● INPUT FOR THIS TASK:
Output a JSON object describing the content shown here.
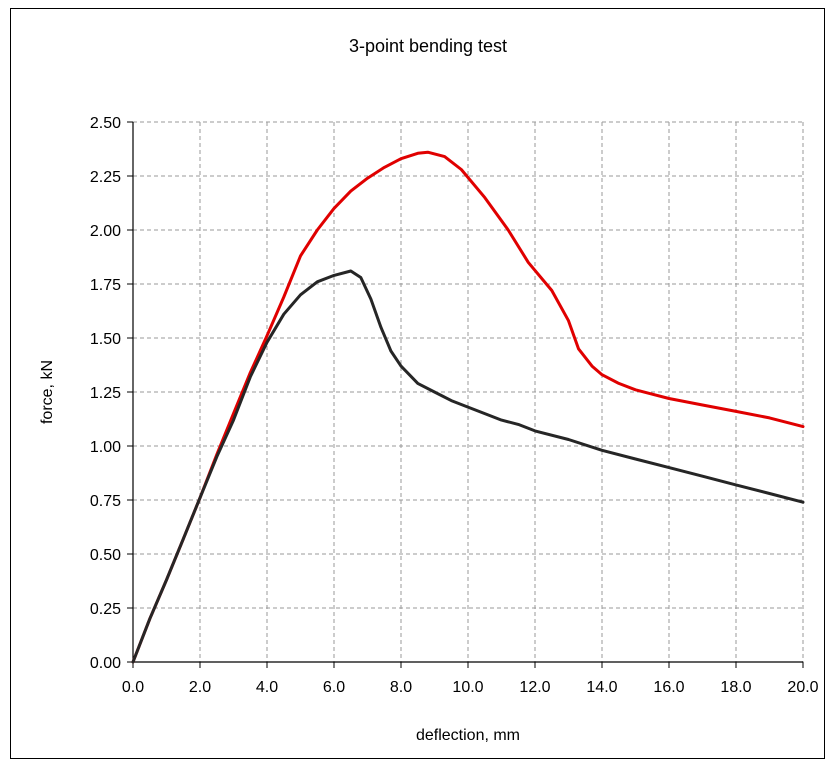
{
  "chart_data": {
    "type": "line",
    "title": "3-point bending test",
    "xlabel": "deflection, mm",
    "ylabel": "force, kN",
    "xlim": [
      0,
      20
    ],
    "ylim": [
      0,
      2.5
    ],
    "x_ticks": [
      "0.0",
      "2.0",
      "4.0",
      "6.0",
      "8.0",
      "10.0",
      "12.0",
      "14.0",
      "16.0",
      "18.0",
      "20.0"
    ],
    "y_ticks": [
      "0.00",
      "0.25",
      "0.50",
      "0.75",
      "1.00",
      "1.25",
      "1.50",
      "1.75",
      "2.00",
      "2.25",
      "2.50"
    ],
    "grid": true,
    "legend": "none",
    "series": [
      {
        "color": "#e00000",
        "points": [
          [
            0,
            0
          ],
          [
            0.5,
            0.2
          ],
          [
            1.0,
            0.38
          ],
          [
            1.5,
            0.57
          ],
          [
            2.0,
            0.76
          ],
          [
            2.5,
            0.96
          ],
          [
            3.0,
            1.15
          ],
          [
            3.5,
            1.34
          ],
          [
            4.0,
            1.51
          ],
          [
            4.5,
            1.69
          ],
          [
            5.0,
            1.88
          ],
          [
            5.5,
            2.0
          ],
          [
            6.0,
            2.1
          ],
          [
            6.5,
            2.18
          ],
          [
            7.0,
            2.24
          ],
          [
            7.5,
            2.29
          ],
          [
            8.0,
            2.33
          ],
          [
            8.5,
            2.355
          ],
          [
            8.8,
            2.36
          ],
          [
            9.3,
            2.34
          ],
          [
            9.8,
            2.28
          ],
          [
            10.5,
            2.15
          ],
          [
            11.2,
            2.0
          ],
          [
            11.8,
            1.85
          ],
          [
            12.5,
            1.72
          ],
          [
            13.0,
            1.58
          ],
          [
            13.3,
            1.45
          ],
          [
            13.7,
            1.37
          ],
          [
            14.0,
            1.33
          ],
          [
            14.5,
            1.29
          ],
          [
            15.0,
            1.26
          ],
          [
            15.5,
            1.24
          ],
          [
            16.0,
            1.22
          ],
          [
            17.0,
            1.19
          ],
          [
            18.0,
            1.16
          ],
          [
            19.0,
            1.13
          ],
          [
            20.0,
            1.09
          ]
        ]
      },
      {
        "color": "#262626",
        "points": [
          [
            0,
            0
          ],
          [
            0.5,
            0.2
          ],
          [
            1.0,
            0.38
          ],
          [
            1.5,
            0.57
          ],
          [
            2.0,
            0.76
          ],
          [
            2.5,
            0.95
          ],
          [
            3.0,
            1.12
          ],
          [
            3.5,
            1.32
          ],
          [
            4.0,
            1.48
          ],
          [
            4.5,
            1.61
          ],
          [
            5.0,
            1.7
          ],
          [
            5.5,
            1.76
          ],
          [
            6.0,
            1.79
          ],
          [
            6.5,
            1.81
          ],
          [
            6.8,
            1.78
          ],
          [
            7.1,
            1.68
          ],
          [
            7.4,
            1.55
          ],
          [
            7.7,
            1.44
          ],
          [
            8.0,
            1.37
          ],
          [
            8.5,
            1.29
          ],
          [
            9.0,
            1.25
          ],
          [
            9.5,
            1.21
          ],
          [
            10.0,
            1.18
          ],
          [
            10.5,
            1.15
          ],
          [
            11.0,
            1.12
          ],
          [
            11.5,
            1.1
          ],
          [
            12.0,
            1.07
          ],
          [
            13.0,
            1.03
          ],
          [
            14.0,
            0.98
          ],
          [
            15.0,
            0.94
          ],
          [
            16.0,
            0.9
          ],
          [
            17.0,
            0.86
          ],
          [
            18.0,
            0.82
          ],
          [
            19.0,
            0.78
          ],
          [
            20.0,
            0.74
          ]
        ]
      }
    ]
  }
}
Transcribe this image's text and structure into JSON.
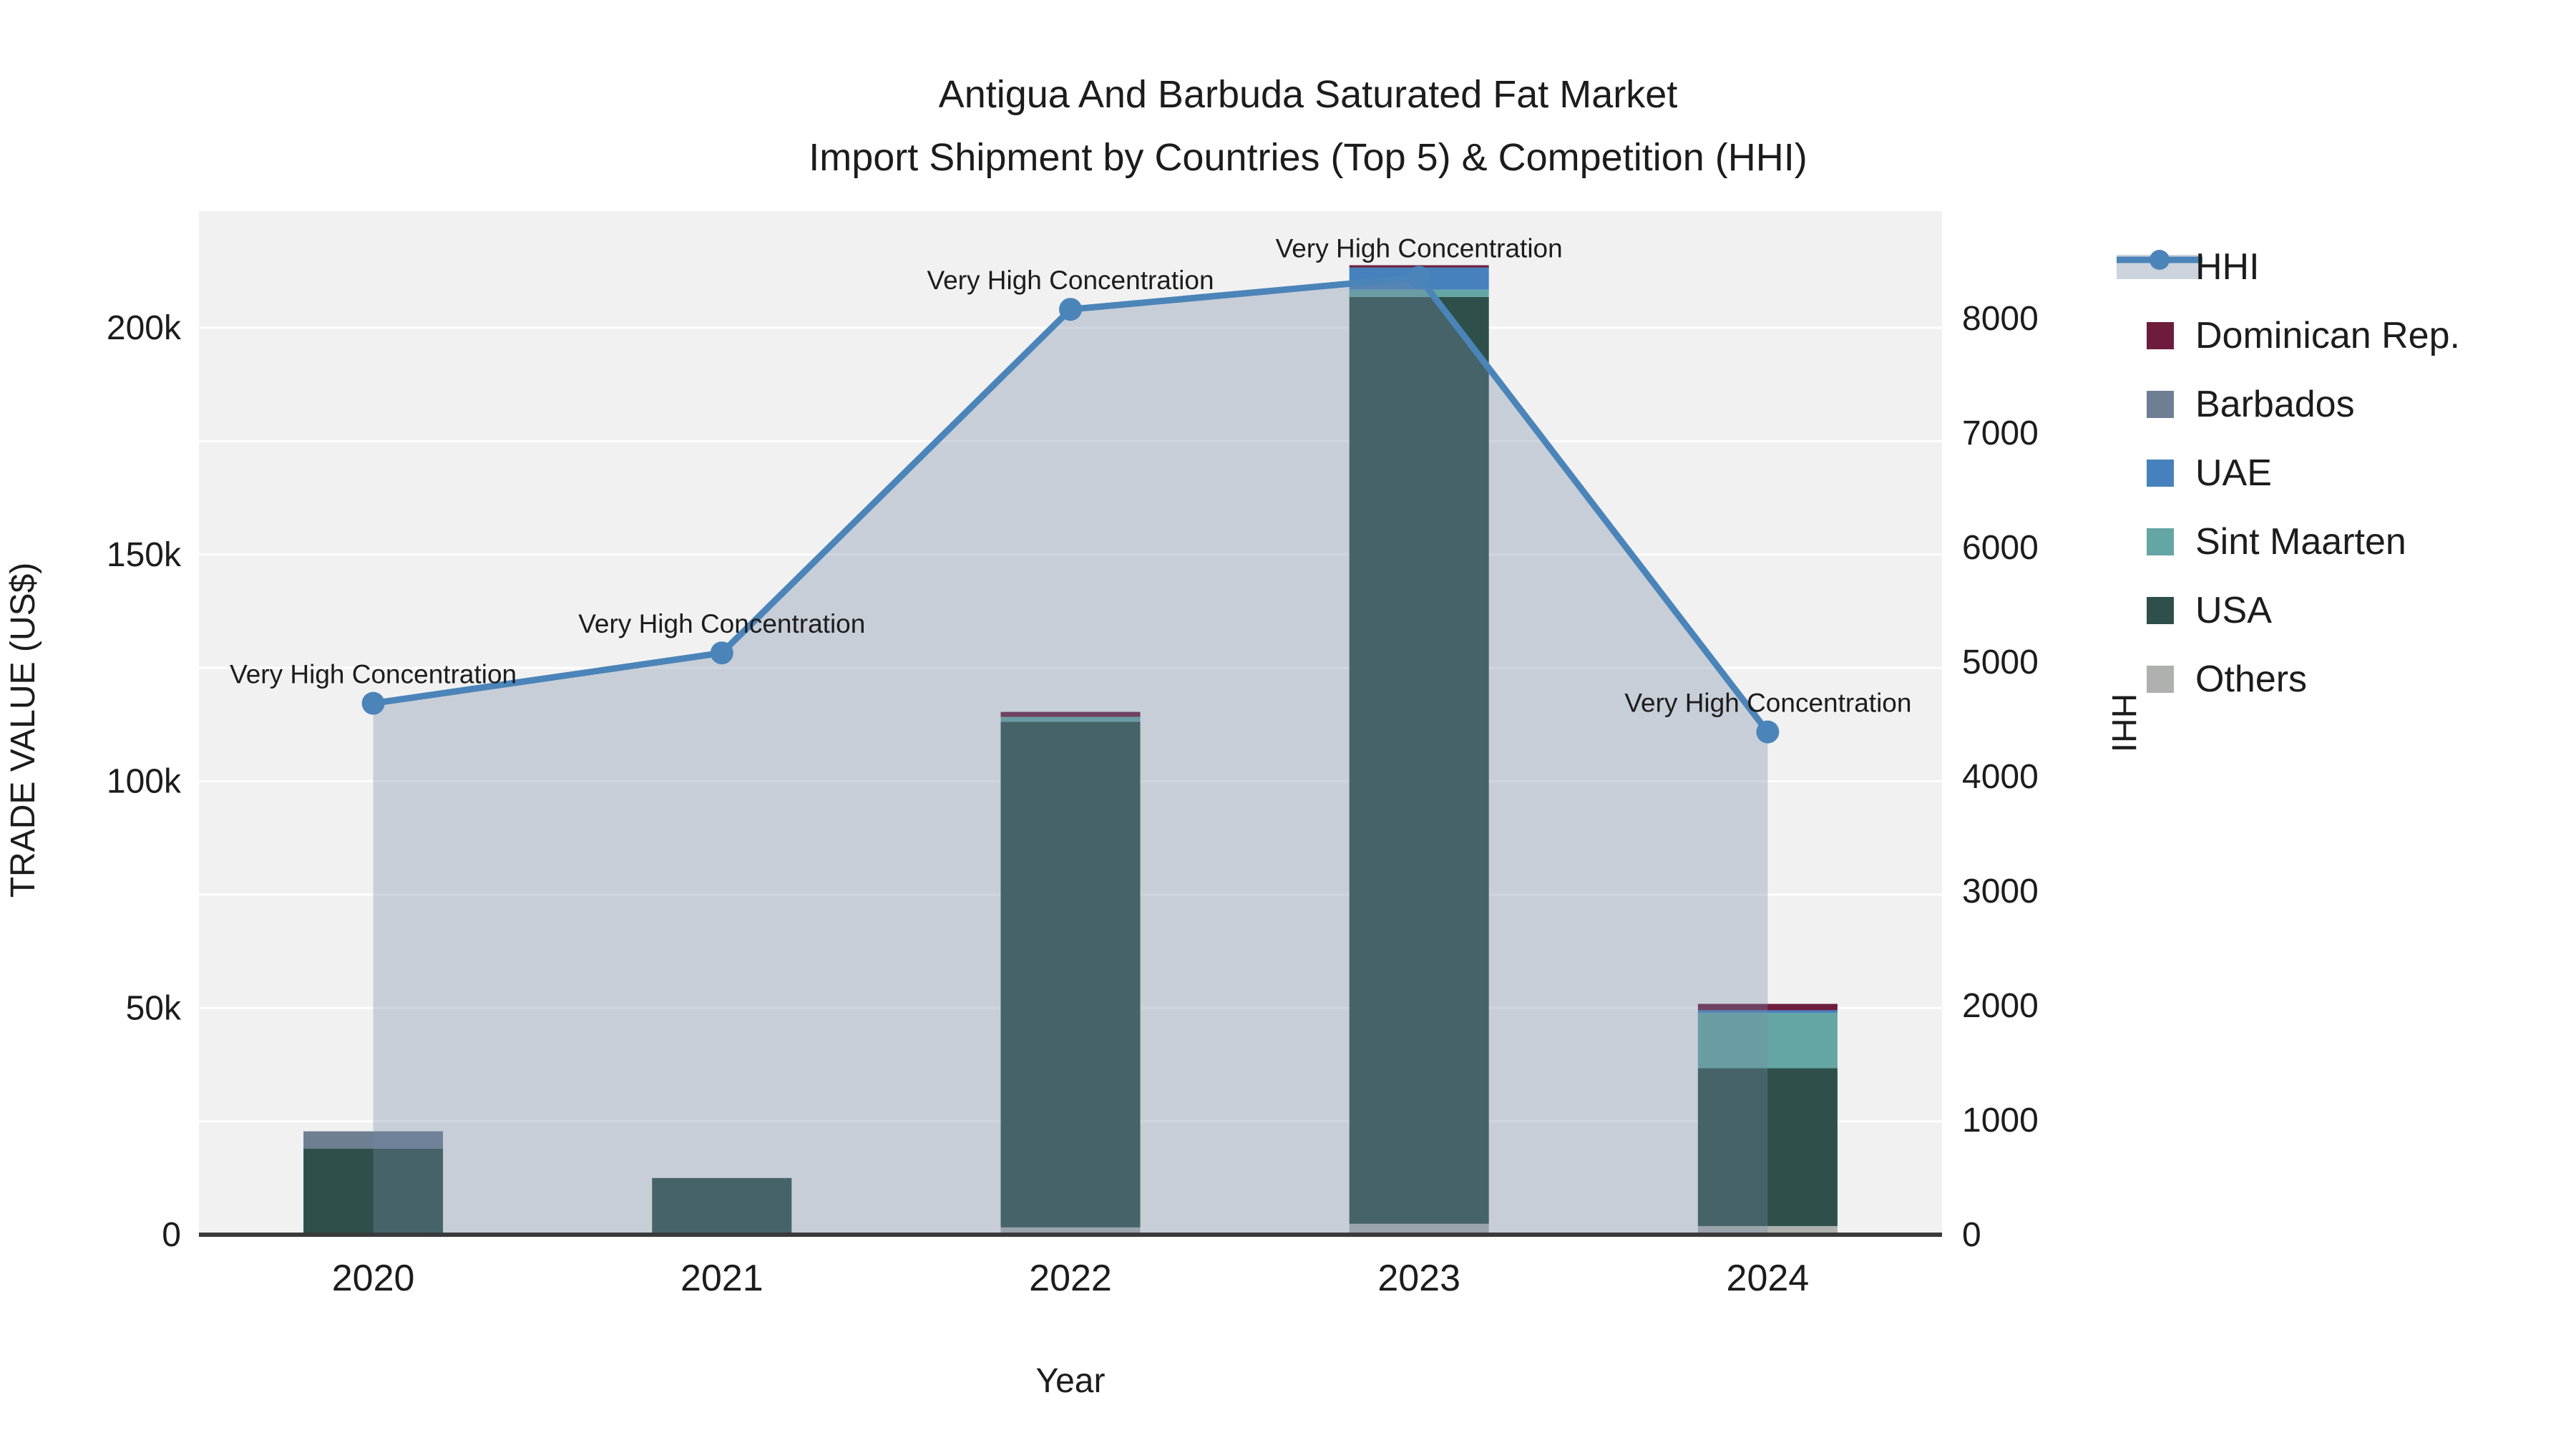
{
  "chart_data": {
    "type": "bar+line",
    "title_line1": "Antigua And Barbuda Saturated Fat Market",
    "title_line2": "Import Shipment by Countries (Top 5) & Competition (HHI)",
    "categories": [
      "2020",
      "2021",
      "2022",
      "2023",
      "2024"
    ],
    "bar_series": [
      {
        "name": "Others",
        "color": "#afb1af",
        "values": [
          400,
          0,
          1600,
          2400,
          1900
        ]
      },
      {
        "name": "USA",
        "color": "#2e4f4a",
        "values": [
          18600,
          12500,
          111500,
          204400,
          34800
        ]
      },
      {
        "name": "Sint Maarten",
        "color": "#64a6a3",
        "values": [
          0,
          0,
          1100,
          1600,
          12200
        ]
      },
      {
        "name": "UAE",
        "color": "#4681bd",
        "values": [
          0,
          0,
          0,
          4900,
          600
        ]
      },
      {
        "name": "Barbados",
        "color": "#6e7e93",
        "values": [
          3800,
          0,
          0,
          0,
          0
        ]
      },
      {
        "name": "Dominican Rep.",
        "color": "#6d1c3d",
        "values": [
          0,
          0,
          1100,
          500,
          1400
        ]
      }
    ],
    "line_series": {
      "name": "HHI",
      "color": "#4b84b8",
      "area_color": "rgba(118,139,166,0.34)",
      "values": [
        4640,
        5080,
        8080,
        8360,
        4390
      ]
    },
    "annotations": [
      "Very High Concentration",
      "Very High Concentration",
      "Very High Concentration",
      "Very High Concentration",
      "Very High Concentration"
    ],
    "left_axis": {
      "title": "TRADE VALUE (US$)",
      "tick_values": [
        0,
        50000,
        100000,
        150000,
        200000
      ],
      "tick_labels": [
        "0",
        "50k",
        "100k",
        "150k",
        "200k"
      ],
      "max": 225000
    },
    "right_axis": {
      "title": "HHI",
      "tick_values": [
        0,
        1000,
        2000,
        3000,
        4000,
        5000,
        6000,
        7000,
        8000
      ],
      "tick_labels": [
        "0",
        "1000",
        "2000",
        "3000",
        "4000",
        "5000",
        "6000",
        "7000",
        "8000"
      ],
      "max": 8937
    },
    "x_axis": {
      "title": "Year"
    },
    "legend_order": [
      "HHI",
      "Dominican Rep.",
      "Barbados",
      "UAE",
      "Sint Maarten",
      "USA",
      "Others"
    ],
    "style": {
      "plot_bg": "#f1f1f2",
      "grid_color": "rgba(255,255,255,0.9)",
      "baseline_color": "#3a3a3a",
      "legend_area_band": "#ccd3dc"
    }
  }
}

● WRITTEN PROBLEM: Return to the listing above and set it down exactly, leaving out its pictures.

● SOLUTION:
Output a JSON object describing the content shown here.
{
  "chart_data": {
    "type": "line",
    "title": "3-point bending test",
    "xlabel": "deflection, mm",
    "ylabel": "force, kN",
    "xlim": [
      0,
      20
    ],
    "ylim": [
      0,
      2.5
    ],
    "x_ticks": [
      "0.0",
      "2.0",
      "4.0",
      "6.0",
      "8.0",
      "10.0",
      "12.0",
      "14.0",
      "16.0",
      "18.0",
      "20.0"
    ],
    "y_ticks": [
      "0.00",
      "0.25",
      "0.50",
      "0.75",
      "1.00",
      "1.25",
      "1.50",
      "1.75",
      "2.00",
      "2.25",
      "2.50"
    ],
    "grid": true,
    "legend": "none",
    "series": [
      {
        "color": "#e00000",
        "points": [
          [
            0,
            0
          ],
          [
            0.5,
            0.2
          ],
          [
            1.0,
            0.38
          ],
          [
            1.5,
            0.57
          ],
          [
            2.0,
            0.76
          ],
          [
            2.5,
            0.96
          ],
          [
            3.0,
            1.15
          ],
          [
            3.5,
            1.34
          ],
          [
            4.0,
            1.51
          ],
          [
            4.5,
            1.69
          ],
          [
            5.0,
            1.88
          ],
          [
            5.5,
            2.0
          ],
          [
            6.0,
            2.1
          ],
          [
            6.5,
            2.18
          ],
          [
            7.0,
            2.24
          ],
          [
            7.5,
            2.29
          ],
          [
            8.0,
            2.33
          ],
          [
            8.5,
            2.355
          ],
          [
            8.8,
            2.36
          ],
          [
            9.3,
            2.34
          ],
          [
            9.8,
            2.28
          ],
          [
            10.5,
            2.15
          ],
          [
            11.2,
            2.0
          ],
          [
            11.8,
            1.85
          ],
          [
            12.5,
            1.72
          ],
          [
            13.0,
            1.58
          ],
          [
            13.3,
            1.45
          ],
          [
            13.7,
            1.37
          ],
          [
            14.0,
            1.33
          ],
          [
            14.5,
            1.29
          ],
          [
            15.0,
            1.26
          ],
          [
            15.5,
            1.24
          ],
          [
            16.0,
            1.22
          ],
          [
            17.0,
            1.19
          ],
          [
            18.0,
            1.16
          ],
          [
            19.0,
            1.13
          ],
          [
            20.0,
            1.09
          ]
        ]
      },
      {
        "color": "#262626",
        "points": [
          [
            0,
            0
          ],
          [
            0.5,
            0.2
          ],
          [
            1.0,
            0.38
          ],
          [
            1.5,
            0.57
          ],
          [
            2.0,
            0.76
          ],
          [
            2.5,
            0.95
          ],
          [
            3.0,
            1.12
          ],
          [
            3.5,
            1.32
          ],
          [
            4.0,
            1.48
          ],
          [
            4.5,
            1.61
          ],
          [
            5.0,
            1.7
          ],
          [
            5.5,
            1.76
          ],
          [
            6.0,
            1.79
          ],
          [
            6.5,
            1.81
          ],
          [
            6.8,
            1.78
          ],
          [
            7.1,
            1.68
          ],
          [
            7.4,
            1.55
          ],
          [
            7.7,
            1.44
          ],
          [
            8.0,
            1.37
          ],
          [
            8.5,
            1.29
          ],
          [
            9.0,
            1.25
          ],
          [
            9.5,
            1.21
          ],
          [
            10.0,
            1.18
          ],
          [
            10.5,
            1.15
          ],
          [
            11.0,
            1.12
          ],
          [
            11.5,
            1.1
          ],
          [
            12.0,
            1.07
          ],
          [
            13.0,
            1.03
          ],
          [
            14.0,
            0.98
          ],
          [
            15.0,
            0.94
          ],
          [
            16.0,
            0.9
          ],
          [
            17.0,
            0.86
          ],
          [
            18.0,
            0.82
          ],
          [
            19.0,
            0.78
          ],
          [
            20.0,
            0.74
          ]
        ]
      }
    ]
  }
}
Transcribe this image's text and structure into JSON.
{
  "chart_data": {
    "type": "bar+line",
    "title_line1": "Antigua And Barbuda Saturated Fat Market",
    "title_line2": "Import Shipment by Countries (Top 5) & Competition (HHI)",
    "categories": [
      "2020",
      "2021",
      "2022",
      "2023",
      "2024"
    ],
    "bar_series": [
      {
        "name": "Others",
        "color": "#afb1af",
        "values": [
          400,
          0,
          1600,
          2400,
          1900
        ]
      },
      {
        "name": "USA",
        "color": "#2e4f4a",
        "values": [
          18600,
          12500,
          111500,
          204400,
          34800
        ]
      },
      {
        "name": "Sint Maarten",
        "color": "#64a6a3",
        "values": [
          0,
          0,
          1100,
          1600,
          12200
        ]
      },
      {
        "name": "UAE",
        "color": "#4681bd",
        "values": [
          0,
          0,
          0,
          4900,
          600
        ]
      },
      {
        "name": "Barbados",
        "color": "#6e7e93",
        "values": [
          3800,
          0,
          0,
          0,
          0
        ]
      },
      {
        "name": "Dominican Rep.",
        "color": "#6d1c3d",
        "values": [
          0,
          0,
          1100,
          500,
          1400
        ]
      }
    ],
    "line_series": {
      "name": "HHI",
      "color": "#4b84b8",
      "area_color": "rgba(118,139,166,0.34)",
      "values": [
        4640,
        5080,
        8080,
        8360,
        4390
      ]
    },
    "annotations": [
      "Very High Concentration",
      "Very High Concentration",
      "Very High Concentration",
      "Very High Concentration",
      "Very High Concentration"
    ],
    "left_axis": {
      "title": "TRADE VALUE (US$)",
      "tick_values": [
        0,
        50000,
        100000,
        150000,
        200000
      ],
      "tick_labels": [
        "0",
        "50k",
        "100k",
        "150k",
        "200k"
      ],
      "max": 225000
    },
    "right_axis": {
      "title": "HHI",
      "tick_values": [
        0,
        1000,
        2000,
        3000,
        4000,
        5000,
        6000,
        7000,
        8000
      ],
      "tick_labels": [
        "0",
        "1000",
        "2000",
        "3000",
        "4000",
        "5000",
        "6000",
        "7000",
        "8000"
      ],
      "max": 8937
    },
    "x_axis": {
      "title": "Year"
    },
    "legend_order": [
      "HHI",
      "Dominican Rep.",
      "Barbados",
      "UAE",
      "Sint Maarten",
      "USA",
      "Others"
    ],
    "style": {
      "plot_bg": "#f1f1f2",
      "grid_color": "rgba(255,255,255,0.9)",
      "baseline_color": "#3a3a3a",
      "legend_area_band": "#ccd3dc"
    }
  }
}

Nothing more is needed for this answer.